BEGIN Listed records

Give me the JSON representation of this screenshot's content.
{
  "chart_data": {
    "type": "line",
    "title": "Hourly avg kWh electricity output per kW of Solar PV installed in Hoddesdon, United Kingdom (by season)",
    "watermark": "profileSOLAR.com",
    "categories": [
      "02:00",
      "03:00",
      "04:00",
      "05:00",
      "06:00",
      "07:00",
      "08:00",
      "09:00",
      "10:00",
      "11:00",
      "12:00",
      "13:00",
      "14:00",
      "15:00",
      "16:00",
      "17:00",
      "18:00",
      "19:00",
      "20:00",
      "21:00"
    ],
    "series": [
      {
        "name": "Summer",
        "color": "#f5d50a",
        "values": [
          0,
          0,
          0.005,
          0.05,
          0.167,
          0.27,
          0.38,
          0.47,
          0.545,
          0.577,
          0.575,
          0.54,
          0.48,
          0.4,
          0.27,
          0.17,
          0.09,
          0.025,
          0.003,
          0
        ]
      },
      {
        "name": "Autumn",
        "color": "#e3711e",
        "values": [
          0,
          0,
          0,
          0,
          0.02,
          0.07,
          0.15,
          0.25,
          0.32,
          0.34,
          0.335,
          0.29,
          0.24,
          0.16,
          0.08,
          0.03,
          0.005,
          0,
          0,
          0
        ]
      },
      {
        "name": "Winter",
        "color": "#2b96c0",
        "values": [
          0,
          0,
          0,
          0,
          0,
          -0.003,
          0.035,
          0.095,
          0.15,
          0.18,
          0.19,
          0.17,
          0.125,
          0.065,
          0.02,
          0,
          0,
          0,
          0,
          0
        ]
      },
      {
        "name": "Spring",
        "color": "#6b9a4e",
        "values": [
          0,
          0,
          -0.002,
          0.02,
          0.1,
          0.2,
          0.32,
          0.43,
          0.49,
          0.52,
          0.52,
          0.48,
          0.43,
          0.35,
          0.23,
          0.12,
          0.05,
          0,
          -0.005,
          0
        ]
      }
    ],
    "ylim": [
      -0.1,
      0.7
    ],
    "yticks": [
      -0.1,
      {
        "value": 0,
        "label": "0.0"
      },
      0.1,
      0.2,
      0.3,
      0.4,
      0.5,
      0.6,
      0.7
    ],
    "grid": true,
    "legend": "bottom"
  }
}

END Listed records

**What this task involves**. Retype the entries exactly, including every line.

**Response below**.
Give me the JSON representation of this screenshot's content.
{
  "chart_data": {
    "type": "line",
    "title": "Hourly avg kWh electricity output per kW of Solar PV installed in Hoddesdon, United Kingdom (by season)",
    "watermark": "profileSOLAR.com",
    "categories": [
      "02:00",
      "03:00",
      "04:00",
      "05:00",
      "06:00",
      "07:00",
      "08:00",
      "09:00",
      "10:00",
      "11:00",
      "12:00",
      "13:00",
      "14:00",
      "15:00",
      "16:00",
      "17:00",
      "18:00",
      "19:00",
      "20:00",
      "21:00"
    ],
    "series": [
      {
        "name": "Summer",
        "color": "#f5d50a",
        "values": [
          0,
          0,
          0.005,
          0.05,
          0.167,
          0.27,
          0.38,
          0.47,
          0.545,
          0.577,
          0.575,
          0.54,
          0.48,
          0.4,
          0.27,
          0.17,
          0.09,
          0.025,
          0.003,
          0
        ]
      },
      {
        "name": "Autumn",
        "color": "#e3711e",
        "values": [
          0,
          0,
          0,
          0,
          0.02,
          0.07,
          0.15,
          0.25,
          0.32,
          0.34,
          0.335,
          0.29,
          0.24,
          0.16,
          0.08,
          0.03,
          0.005,
          0,
          0,
          0
        ]
      },
      {
        "name": "Winter",
        "color": "#2b96c0",
        "values": [
          0,
          0,
          0,
          0,
          0,
          -0.003,
          0.035,
          0.095,
          0.15,
          0.18,
          0.19,
          0.17,
          0.125,
          0.065,
          0.02,
          0,
          0,
          0,
          0,
          0
        ]
      },
      {
        "name": "Spring",
        "color": "#6b9a4e",
        "values": [
          0,
          0,
          -0.002,
          0.02,
          0.1,
          0.2,
          0.32,
          0.43,
          0.49,
          0.52,
          0.52,
          0.48,
          0.43,
          0.35,
          0.23,
          0.12,
          0.05,
          0,
          -0.005,
          0
        ]
      }
    ],
    "ylim": [
      -0.1,
      0.7
    ],
    "yticks": [
      -0.1,
      {
        "value": 0,
        "label": "0.0"
      },
      0.1,
      0.2,
      0.3,
      0.4,
      0.5,
      0.6,
      0.7
    ],
    "grid": true,
    "legend": "bottom"
  }
}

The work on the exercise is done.